Task to complete: Write out each line in which the string "Wednesday" is present.
***** Dataset rows
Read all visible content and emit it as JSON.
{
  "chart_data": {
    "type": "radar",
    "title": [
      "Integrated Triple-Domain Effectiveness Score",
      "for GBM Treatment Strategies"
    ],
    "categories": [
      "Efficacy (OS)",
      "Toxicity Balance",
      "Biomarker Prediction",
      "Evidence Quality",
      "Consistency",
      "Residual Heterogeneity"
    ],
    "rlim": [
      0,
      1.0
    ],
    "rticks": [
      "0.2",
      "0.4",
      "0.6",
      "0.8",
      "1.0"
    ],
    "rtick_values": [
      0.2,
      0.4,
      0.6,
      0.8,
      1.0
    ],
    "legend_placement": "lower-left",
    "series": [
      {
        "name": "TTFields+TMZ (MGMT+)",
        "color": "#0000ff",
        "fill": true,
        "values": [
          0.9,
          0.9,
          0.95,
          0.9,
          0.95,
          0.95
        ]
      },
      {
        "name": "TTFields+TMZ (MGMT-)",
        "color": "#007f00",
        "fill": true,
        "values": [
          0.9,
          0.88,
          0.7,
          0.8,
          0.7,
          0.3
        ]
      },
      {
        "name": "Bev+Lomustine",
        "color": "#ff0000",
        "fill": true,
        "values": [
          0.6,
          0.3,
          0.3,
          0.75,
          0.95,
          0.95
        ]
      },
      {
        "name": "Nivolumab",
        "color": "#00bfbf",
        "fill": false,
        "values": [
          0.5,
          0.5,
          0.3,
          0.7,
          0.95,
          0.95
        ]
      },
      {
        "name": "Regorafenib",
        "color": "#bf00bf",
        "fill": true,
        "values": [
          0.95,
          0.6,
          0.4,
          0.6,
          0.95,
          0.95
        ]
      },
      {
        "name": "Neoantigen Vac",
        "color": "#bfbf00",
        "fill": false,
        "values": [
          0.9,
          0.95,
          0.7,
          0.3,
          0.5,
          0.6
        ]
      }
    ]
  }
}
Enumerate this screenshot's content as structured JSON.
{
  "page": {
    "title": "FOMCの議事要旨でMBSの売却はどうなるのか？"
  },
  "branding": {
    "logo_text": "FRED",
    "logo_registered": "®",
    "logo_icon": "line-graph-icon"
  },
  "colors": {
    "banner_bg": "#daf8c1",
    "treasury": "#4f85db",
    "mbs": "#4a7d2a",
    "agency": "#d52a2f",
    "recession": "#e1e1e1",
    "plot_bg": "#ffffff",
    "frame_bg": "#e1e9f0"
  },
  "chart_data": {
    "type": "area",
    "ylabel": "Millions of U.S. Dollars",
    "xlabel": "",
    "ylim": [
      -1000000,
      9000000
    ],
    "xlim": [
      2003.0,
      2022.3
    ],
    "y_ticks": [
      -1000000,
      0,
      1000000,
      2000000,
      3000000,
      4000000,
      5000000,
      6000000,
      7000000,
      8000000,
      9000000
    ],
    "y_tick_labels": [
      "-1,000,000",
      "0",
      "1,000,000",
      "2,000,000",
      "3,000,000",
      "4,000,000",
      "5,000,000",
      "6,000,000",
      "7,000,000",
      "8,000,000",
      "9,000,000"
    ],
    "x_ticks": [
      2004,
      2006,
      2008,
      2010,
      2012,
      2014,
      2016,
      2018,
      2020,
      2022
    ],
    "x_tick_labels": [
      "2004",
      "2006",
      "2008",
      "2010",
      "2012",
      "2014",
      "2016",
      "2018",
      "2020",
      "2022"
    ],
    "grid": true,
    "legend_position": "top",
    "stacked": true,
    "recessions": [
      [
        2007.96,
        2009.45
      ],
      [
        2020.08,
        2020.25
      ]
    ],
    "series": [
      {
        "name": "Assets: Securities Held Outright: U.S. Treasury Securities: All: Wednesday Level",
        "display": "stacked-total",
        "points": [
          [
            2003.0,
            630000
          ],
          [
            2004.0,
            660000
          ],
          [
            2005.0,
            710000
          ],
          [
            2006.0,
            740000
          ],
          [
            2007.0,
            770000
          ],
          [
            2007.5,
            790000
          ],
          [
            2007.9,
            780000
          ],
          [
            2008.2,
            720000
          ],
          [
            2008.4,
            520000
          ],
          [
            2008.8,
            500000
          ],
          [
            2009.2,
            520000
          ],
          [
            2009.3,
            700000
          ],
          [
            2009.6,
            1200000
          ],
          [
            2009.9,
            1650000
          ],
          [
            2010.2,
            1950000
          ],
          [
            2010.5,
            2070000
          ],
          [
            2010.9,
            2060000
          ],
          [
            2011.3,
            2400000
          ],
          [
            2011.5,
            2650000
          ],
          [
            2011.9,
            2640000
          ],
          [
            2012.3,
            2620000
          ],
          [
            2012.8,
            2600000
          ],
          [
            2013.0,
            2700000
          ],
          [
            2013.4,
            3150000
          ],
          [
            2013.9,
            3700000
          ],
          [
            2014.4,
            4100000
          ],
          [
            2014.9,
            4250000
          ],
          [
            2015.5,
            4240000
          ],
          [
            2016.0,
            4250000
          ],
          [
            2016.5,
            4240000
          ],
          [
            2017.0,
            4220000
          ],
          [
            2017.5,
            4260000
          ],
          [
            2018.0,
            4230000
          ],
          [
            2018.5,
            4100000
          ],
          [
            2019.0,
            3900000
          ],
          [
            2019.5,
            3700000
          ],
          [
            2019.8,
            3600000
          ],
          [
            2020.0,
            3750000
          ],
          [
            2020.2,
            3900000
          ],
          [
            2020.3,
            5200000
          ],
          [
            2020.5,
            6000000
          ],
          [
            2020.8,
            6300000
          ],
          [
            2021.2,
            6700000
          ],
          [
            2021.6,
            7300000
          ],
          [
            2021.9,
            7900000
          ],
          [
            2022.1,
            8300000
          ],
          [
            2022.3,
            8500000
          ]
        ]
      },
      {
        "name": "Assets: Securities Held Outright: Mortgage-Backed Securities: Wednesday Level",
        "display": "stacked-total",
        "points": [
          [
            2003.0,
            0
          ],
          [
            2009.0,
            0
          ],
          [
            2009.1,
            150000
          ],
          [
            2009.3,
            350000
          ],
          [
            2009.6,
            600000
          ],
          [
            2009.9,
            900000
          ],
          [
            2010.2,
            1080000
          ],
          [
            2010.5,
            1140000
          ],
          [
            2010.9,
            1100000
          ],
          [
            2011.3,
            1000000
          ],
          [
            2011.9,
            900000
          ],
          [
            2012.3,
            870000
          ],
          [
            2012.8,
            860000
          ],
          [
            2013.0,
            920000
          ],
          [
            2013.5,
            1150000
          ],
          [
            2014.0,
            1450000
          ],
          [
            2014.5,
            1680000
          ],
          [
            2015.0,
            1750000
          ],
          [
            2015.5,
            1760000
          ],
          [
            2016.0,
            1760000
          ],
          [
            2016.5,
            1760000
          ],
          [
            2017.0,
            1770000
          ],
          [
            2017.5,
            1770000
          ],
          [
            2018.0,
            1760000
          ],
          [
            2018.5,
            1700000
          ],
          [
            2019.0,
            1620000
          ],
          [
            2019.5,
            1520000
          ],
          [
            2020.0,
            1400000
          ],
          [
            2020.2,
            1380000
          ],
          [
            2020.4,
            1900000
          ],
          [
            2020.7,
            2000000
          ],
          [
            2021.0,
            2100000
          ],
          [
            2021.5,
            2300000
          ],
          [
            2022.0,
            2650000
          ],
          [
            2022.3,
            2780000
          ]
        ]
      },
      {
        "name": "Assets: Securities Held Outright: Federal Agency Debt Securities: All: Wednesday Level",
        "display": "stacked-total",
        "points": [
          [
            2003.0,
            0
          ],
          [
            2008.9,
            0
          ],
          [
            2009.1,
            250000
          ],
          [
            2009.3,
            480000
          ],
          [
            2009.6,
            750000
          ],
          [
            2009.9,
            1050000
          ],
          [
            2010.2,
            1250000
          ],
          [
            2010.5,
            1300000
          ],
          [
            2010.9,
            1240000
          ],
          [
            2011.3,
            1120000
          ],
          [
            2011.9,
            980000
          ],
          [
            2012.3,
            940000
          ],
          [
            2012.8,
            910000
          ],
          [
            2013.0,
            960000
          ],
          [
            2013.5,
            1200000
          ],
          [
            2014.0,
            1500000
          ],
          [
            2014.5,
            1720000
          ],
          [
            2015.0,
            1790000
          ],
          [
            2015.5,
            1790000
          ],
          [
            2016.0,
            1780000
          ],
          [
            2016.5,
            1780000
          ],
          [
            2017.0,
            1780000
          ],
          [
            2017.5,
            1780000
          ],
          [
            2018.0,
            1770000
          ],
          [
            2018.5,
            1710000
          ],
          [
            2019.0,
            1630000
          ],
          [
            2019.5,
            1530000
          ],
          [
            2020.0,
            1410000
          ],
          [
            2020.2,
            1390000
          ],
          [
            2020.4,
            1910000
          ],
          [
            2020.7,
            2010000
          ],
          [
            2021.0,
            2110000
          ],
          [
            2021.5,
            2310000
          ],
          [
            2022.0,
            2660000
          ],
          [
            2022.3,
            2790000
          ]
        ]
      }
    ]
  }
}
**********
Written response:
        "name": "Assets: Securities Held Outright: U.S. Treasury Securities: All: Wednesday Level",
        "name": "Assets: Securities Held Outright: Mortgage-Backed Securities: Wednesday Level",
        "name": "Assets: Securities Held Outright: Federal Agency Debt Securities: All: Wednesday Level",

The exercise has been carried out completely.